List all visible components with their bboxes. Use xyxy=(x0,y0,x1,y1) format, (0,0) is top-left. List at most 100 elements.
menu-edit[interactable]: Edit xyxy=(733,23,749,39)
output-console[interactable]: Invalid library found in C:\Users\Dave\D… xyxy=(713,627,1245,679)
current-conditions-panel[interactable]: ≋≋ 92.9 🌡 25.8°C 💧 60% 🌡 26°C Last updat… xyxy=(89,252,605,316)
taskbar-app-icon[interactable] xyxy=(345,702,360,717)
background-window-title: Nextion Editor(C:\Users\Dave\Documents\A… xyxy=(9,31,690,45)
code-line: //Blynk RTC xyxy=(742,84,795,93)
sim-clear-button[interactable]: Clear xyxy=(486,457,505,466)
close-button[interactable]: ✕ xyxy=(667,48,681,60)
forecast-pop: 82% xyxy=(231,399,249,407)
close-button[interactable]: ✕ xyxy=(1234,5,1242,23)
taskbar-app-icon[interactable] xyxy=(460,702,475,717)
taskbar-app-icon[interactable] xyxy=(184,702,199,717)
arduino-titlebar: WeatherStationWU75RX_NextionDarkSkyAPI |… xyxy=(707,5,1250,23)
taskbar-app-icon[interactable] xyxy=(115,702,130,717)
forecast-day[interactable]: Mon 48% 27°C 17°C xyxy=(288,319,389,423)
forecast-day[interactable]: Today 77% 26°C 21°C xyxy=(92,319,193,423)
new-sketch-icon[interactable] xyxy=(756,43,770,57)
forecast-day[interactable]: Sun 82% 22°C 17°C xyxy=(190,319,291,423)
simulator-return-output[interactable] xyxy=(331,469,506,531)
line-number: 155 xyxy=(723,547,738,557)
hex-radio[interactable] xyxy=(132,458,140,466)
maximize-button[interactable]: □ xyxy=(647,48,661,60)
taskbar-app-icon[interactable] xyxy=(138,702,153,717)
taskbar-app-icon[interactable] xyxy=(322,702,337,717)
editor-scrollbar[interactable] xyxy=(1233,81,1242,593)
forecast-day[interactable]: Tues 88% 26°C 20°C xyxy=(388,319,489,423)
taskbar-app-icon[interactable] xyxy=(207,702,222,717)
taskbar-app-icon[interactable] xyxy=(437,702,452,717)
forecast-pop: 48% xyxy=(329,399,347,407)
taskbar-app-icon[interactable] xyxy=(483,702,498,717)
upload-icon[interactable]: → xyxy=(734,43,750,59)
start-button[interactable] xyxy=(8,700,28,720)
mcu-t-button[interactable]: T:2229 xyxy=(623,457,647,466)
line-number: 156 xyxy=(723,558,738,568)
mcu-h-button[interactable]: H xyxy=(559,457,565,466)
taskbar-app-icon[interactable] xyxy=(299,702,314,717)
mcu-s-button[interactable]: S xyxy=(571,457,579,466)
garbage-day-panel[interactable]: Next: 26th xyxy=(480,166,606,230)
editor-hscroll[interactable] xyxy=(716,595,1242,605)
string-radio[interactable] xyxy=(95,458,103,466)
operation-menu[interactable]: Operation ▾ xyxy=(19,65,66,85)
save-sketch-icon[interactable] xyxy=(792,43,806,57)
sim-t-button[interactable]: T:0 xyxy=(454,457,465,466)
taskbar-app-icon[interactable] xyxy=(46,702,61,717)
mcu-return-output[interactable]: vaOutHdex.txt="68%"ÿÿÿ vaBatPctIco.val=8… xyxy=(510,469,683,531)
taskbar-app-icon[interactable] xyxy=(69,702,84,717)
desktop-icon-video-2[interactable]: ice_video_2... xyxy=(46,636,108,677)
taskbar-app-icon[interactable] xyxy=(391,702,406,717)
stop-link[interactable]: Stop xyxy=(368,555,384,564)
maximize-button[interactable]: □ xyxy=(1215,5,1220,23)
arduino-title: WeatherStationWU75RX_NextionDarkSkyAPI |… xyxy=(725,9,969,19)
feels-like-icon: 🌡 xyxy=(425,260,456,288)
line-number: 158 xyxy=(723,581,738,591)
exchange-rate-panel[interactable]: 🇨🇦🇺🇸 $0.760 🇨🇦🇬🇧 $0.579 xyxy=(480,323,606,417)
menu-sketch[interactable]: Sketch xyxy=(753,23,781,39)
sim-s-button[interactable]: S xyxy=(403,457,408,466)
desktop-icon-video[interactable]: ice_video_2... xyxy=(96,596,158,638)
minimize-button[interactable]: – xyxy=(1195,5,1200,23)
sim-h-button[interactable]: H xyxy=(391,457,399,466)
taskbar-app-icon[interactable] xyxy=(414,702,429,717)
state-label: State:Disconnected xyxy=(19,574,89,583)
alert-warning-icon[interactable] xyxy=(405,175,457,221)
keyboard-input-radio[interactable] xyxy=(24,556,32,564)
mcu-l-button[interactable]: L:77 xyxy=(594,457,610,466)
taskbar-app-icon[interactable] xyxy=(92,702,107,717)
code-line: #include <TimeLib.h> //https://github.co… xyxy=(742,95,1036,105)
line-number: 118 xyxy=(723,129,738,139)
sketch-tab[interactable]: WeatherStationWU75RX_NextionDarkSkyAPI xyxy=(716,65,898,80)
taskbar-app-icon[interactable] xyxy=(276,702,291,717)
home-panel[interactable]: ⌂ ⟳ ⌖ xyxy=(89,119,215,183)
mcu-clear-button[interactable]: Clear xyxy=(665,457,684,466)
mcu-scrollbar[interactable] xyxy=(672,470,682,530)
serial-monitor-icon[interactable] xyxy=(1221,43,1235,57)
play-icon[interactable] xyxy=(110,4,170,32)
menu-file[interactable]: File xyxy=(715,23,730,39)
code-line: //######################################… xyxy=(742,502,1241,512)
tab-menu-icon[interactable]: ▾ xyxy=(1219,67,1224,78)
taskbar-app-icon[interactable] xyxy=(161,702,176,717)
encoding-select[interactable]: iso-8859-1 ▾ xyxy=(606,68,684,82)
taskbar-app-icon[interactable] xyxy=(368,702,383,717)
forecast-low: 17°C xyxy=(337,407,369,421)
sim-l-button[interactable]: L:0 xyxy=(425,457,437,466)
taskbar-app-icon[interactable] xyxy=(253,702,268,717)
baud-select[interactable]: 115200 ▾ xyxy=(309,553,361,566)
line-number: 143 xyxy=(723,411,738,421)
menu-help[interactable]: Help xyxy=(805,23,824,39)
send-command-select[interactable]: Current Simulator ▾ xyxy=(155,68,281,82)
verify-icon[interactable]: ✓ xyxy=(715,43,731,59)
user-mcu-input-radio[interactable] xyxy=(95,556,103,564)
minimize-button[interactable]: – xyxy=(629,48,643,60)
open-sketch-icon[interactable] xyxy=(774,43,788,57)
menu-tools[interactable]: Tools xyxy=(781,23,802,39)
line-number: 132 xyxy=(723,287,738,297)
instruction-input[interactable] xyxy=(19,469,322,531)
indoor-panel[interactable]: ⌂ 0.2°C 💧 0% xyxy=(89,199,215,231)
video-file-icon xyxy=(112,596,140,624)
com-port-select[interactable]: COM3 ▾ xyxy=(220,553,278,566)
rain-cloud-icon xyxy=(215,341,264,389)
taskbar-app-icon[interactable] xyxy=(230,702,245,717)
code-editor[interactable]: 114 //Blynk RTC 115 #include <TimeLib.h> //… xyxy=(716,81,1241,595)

────

§ What the exercise asks
Copy out every line of the material above word for word, without changing anything.

§ Result of the task
List all visible components with their bboxes. Use xyxy=(x0,y0,x1,y1) format, (0,0) is top-left. List at most 100 elements.
menu-edit[interactable]: Edit xyxy=(733,23,749,39)
output-console[interactable]: Invalid library found in C:\Users\Dave\D… xyxy=(713,627,1245,679)
current-conditions-panel[interactable]: ≋≋ 92.9 🌡 25.8°C 💧 60% 🌡 26°C Last updat… xyxy=(89,252,605,316)
taskbar-app-icon[interactable] xyxy=(345,702,360,717)
background-window-title: Nextion Editor(C:\Users\Dave\Documents\A… xyxy=(9,31,690,45)
code-line: //Blynk RTC xyxy=(742,84,795,93)
sim-clear-button[interactable]: Clear xyxy=(486,457,505,466)
close-button[interactable]: ✕ xyxy=(667,48,681,60)
forecast-pop: 82% xyxy=(231,399,249,407)
close-button[interactable]: ✕ xyxy=(1234,5,1242,23)
taskbar-app-icon[interactable] xyxy=(460,702,475,717)
taskbar-app-icon[interactable] xyxy=(184,702,199,717)
arduino-titlebar: WeatherStationWU75RX_NextionDarkSkyAPI |… xyxy=(707,5,1250,23)
taskbar-app-icon[interactable] xyxy=(115,702,130,717)
forecast-day[interactable]: Mon 48% 27°C 17°C xyxy=(288,319,389,423)
forecast-day[interactable]: Today 77% 26°C 21°C xyxy=(92,319,193,423)
new-sketch-icon[interactable] xyxy=(756,43,770,57)
forecast-day[interactable]: Sun 82% 22°C 17°C xyxy=(190,319,291,423)
simulator-return-output[interactable] xyxy=(331,469,506,531)
line-number: 155 xyxy=(723,547,738,557)
hex-radio[interactable] xyxy=(132,458,140,466)
maximize-button[interactable]: □ xyxy=(647,48,661,60)
taskbar-app-icon[interactable] xyxy=(138,702,153,717)
taskbar-app-icon[interactable] xyxy=(322,702,337,717)
editor-scrollbar[interactable] xyxy=(1233,81,1242,593)
forecast-day[interactable]: Tues 88% 26°C 20°C xyxy=(388,319,489,423)
taskbar-app-icon[interactable] xyxy=(207,702,222,717)
taskbar-app-icon[interactable] xyxy=(437,702,452,717)
forecast-pop: 48% xyxy=(329,399,347,407)
taskbar-app-icon[interactable] xyxy=(483,702,498,717)
upload-icon[interactable]: → xyxy=(734,43,750,59)
start-button[interactable] xyxy=(8,700,28,720)
mcu-t-button[interactable]: T:2229 xyxy=(623,457,647,466)
line-number: 156 xyxy=(723,558,738,568)
mcu-h-button[interactable]: H xyxy=(559,457,565,466)
taskbar-app-icon[interactable] xyxy=(299,702,314,717)
mcu-s-button[interactable]: S xyxy=(571,457,579,466)
garbage-day-panel[interactable]: Next: 26th xyxy=(480,166,606,230)
editor-hscroll[interactable] xyxy=(716,595,1242,605)
string-radio[interactable] xyxy=(95,458,103,466)
operation-menu[interactable]: Operation ▾ xyxy=(19,65,66,85)
save-sketch-icon[interactable] xyxy=(792,43,806,57)
sim-t-button[interactable]: T:0 xyxy=(454,457,465,466)
taskbar-app-icon[interactable] xyxy=(46,702,61,717)
mcu-return-output[interactable]: vaOutHdex.txt="68%"ÿÿÿ vaBatPctIco.val=8… xyxy=(510,469,683,531)
taskbar-app-icon[interactable] xyxy=(69,702,84,717)
desktop-icon-video-2[interactable]: ice_video_2... xyxy=(46,636,108,677)
taskbar-app-icon[interactable] xyxy=(391,702,406,717)
stop-link[interactable]: Stop xyxy=(368,555,384,564)
maximize-button[interactable]: □ xyxy=(1215,5,1220,23)
arduino-title: WeatherStationWU75RX_NextionDarkSkyAPI |… xyxy=(725,9,969,19)
feels-like-icon: 🌡 xyxy=(425,260,456,288)
line-number: 158 xyxy=(723,581,738,591)
exchange-rate-panel[interactable]: 🇨🇦🇺🇸 $0.760 🇨🇦🇬🇧 $0.579 xyxy=(480,323,606,417)
menu-sketch[interactable]: Sketch xyxy=(753,23,781,39)
sim-s-button[interactable]: S xyxy=(403,457,408,466)
desktop-icon-video[interactable]: ice_video_2... xyxy=(96,596,158,638)
minimize-button[interactable]: – xyxy=(1195,5,1200,23)
sim-h-button[interactable]: H xyxy=(391,457,399,466)
taskbar-app-icon[interactable] xyxy=(414,702,429,717)
state-label: State:Disconnected xyxy=(19,574,89,583)
alert-warning-icon[interactable] xyxy=(405,175,457,221)
keyboard-input-radio[interactable] xyxy=(24,556,32,564)
mcu-l-button[interactable]: L:77 xyxy=(594,457,610,466)
taskbar-app-icon[interactable] xyxy=(92,702,107,717)
code-line: #include <TimeLib.h> //https://github.co… xyxy=(742,95,1036,105)
line-number: 118 xyxy=(723,129,738,139)
sketch-tab[interactable]: WeatherStationWU75RX_NextionDarkSkyAPI xyxy=(716,65,898,80)
taskbar-app-icon[interactable] xyxy=(276,702,291,717)
home-panel[interactable]: ⌂ ⟳ ⌖ xyxy=(89,119,215,183)
mcu-clear-button[interactable]: Clear xyxy=(665,457,684,466)
mcu-scrollbar[interactable] xyxy=(672,470,682,530)
serial-monitor-icon[interactable] xyxy=(1221,43,1235,57)
play-icon[interactable] xyxy=(110,4,170,32)
menu-file[interactable]: File xyxy=(715,23,730,39)
code-line: //######################################… xyxy=(742,502,1241,512)
tab-menu-icon[interactable]: ▾ xyxy=(1219,67,1224,78)
taskbar-app-icon[interactable] xyxy=(161,702,176,717)
encoding-select[interactable]: iso-8859-1 ▾ xyxy=(606,68,684,82)
taskbar-app-icon[interactable] xyxy=(368,702,383,717)
forecast-low: 17°C xyxy=(337,407,369,421)
sim-l-button[interactable]: L:0 xyxy=(425,457,437,466)
taskbar-app-icon[interactable] xyxy=(253,702,268,717)
baud-select[interactable]: 115200 ▾ xyxy=(309,553,361,566)
line-number: 143 xyxy=(723,411,738,421)
menu-help[interactable]: Help xyxy=(805,23,824,39)
send-command-select[interactable]: Current Simulator ▾ xyxy=(155,68,281,82)
verify-icon[interactable]: ✓ xyxy=(715,43,731,59)
user-mcu-input-radio[interactable] xyxy=(95,556,103,564)
minimize-button[interactable]: – xyxy=(629,48,643,60)
open-sketch-icon[interactable] xyxy=(774,43,788,57)
menu-tools[interactable]: Tools xyxy=(781,23,802,39)
line-number: 132 xyxy=(723,287,738,297)
instruction-input[interactable] xyxy=(19,469,322,531)
indoor-panel[interactable]: ⌂ 0.2°C 💧 0% xyxy=(89,199,215,231)
video-file-icon xyxy=(112,596,140,624)
com-port-select[interactable]: COM3 ▾ xyxy=(220,553,278,566)
rain-cloud-icon xyxy=(215,341,264,389)
taskbar-app-icon[interactable] xyxy=(230,702,245,717)
code-editor[interactable]: 114 //Blynk RTC 115 #include <TimeLib.h> //… xyxy=(716,81,1241,595)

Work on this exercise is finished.